Saved data entries:
┄┄┄┄┄┄┄┄┄┄┄┄┄┄┄┄┄┄┄┄

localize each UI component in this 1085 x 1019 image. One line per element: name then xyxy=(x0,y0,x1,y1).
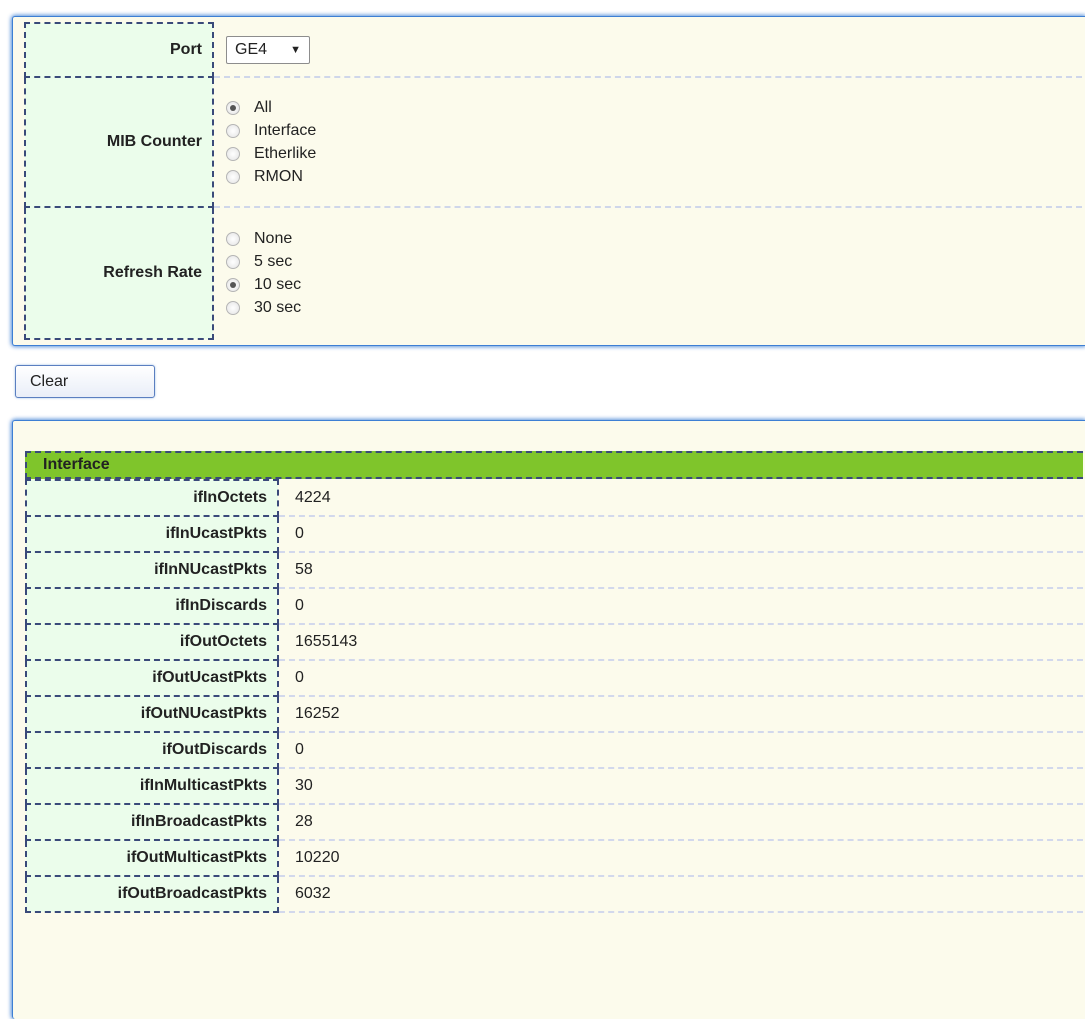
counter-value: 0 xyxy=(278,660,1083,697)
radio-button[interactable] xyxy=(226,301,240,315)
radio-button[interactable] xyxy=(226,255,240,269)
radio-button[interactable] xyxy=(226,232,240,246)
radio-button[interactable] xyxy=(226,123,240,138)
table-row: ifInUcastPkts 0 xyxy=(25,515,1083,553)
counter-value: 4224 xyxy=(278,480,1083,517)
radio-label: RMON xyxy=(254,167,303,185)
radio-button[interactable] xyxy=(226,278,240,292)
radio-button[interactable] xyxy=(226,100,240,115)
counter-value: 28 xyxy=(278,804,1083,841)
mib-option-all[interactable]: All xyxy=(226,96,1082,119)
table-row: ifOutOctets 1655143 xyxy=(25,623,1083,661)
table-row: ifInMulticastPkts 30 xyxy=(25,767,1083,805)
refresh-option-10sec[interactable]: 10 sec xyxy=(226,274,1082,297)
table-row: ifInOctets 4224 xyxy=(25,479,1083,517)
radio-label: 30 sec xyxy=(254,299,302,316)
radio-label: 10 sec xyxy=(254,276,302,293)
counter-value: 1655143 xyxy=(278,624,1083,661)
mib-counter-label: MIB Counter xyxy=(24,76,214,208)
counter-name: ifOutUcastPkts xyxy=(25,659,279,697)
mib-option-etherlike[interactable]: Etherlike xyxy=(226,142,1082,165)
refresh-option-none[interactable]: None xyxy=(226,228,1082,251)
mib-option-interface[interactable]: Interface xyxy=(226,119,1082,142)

┄┄┄┄┄┄┄┄┄┄┄┄┄┄┄┄┄┄┄┄

### What you will do
Recast every line of the records above as a Markdown table with the columns "No." and "Entry," numbering the rows and skipping blank lines. Omit the pictures from the answer.

### The answer
| No. | Entry |
|---|---|
| 1 | localize each UI component in this 1085 x 1019 image. One line per element: name then xyxy=(x0,y0,x1,y1). |
| 2 | counter-value: 0 xyxy=(278,660,1083,697) |
| 3 | radio-button[interactable] xyxy=(226,301,240,315) |
| 4 | radio-button[interactable] xyxy=(226,255,240,269) |
| 5 | radio-button[interactable] xyxy=(226,232,240,246) |
| 6 | radio-button[interactable] xyxy=(226,123,240,138) |
| 7 | table-row: ifInUcastPkts 0 xyxy=(25,515,1083,553) |
| 8 | counter-value: 4224 xyxy=(278,480,1083,517) |
| 9 | radio-label: RMON xyxy=(254,167,303,185) |
| 10 | radio-button[interactable] xyxy=(226,278,240,292) |
| 11 | radio-button[interactable] xyxy=(226,100,240,115) |
| 12 | counter-value: 28 xyxy=(278,804,1083,841) |
| 13 | mib-option-all[interactable]: All xyxy=(226,96,1082,119) |
| 14 | table-row: ifOutOctets 1655143 xyxy=(25,623,1083,661) |
| 15 | table-row: ifInMulticastPkts 30 xyxy=(25,767,1083,805) |
| 16 | refresh-option-10sec[interactable]: 10 sec xyxy=(226,274,1082,297) |
| 17 | table-row: ifInOctets 4224 xyxy=(25,479,1083,517) |
| 18 | radio-label: 30 sec xyxy=(254,299,302,316) |
| 19 | radio-label: 10 sec xyxy=(254,276,302,293) |
| 20 | counter-value: 1655143 xyxy=(278,624,1083,661) |
| 21 | mib-counter-label: MIB Counter xyxy=(24,76,214,208) |
| 22 | counter-name: ifOutUcastPkts xyxy=(25,659,279,697) |
| 23 | mib-option-etherlike[interactable]: Etherlike xyxy=(226,142,1082,165) |
| 24 | refresh-option-none[interactable]: None xyxy=(226,228,1082,251) |
| 25 | mib-option-interface[interactable]: Interface xyxy=(226,119,1082,142) |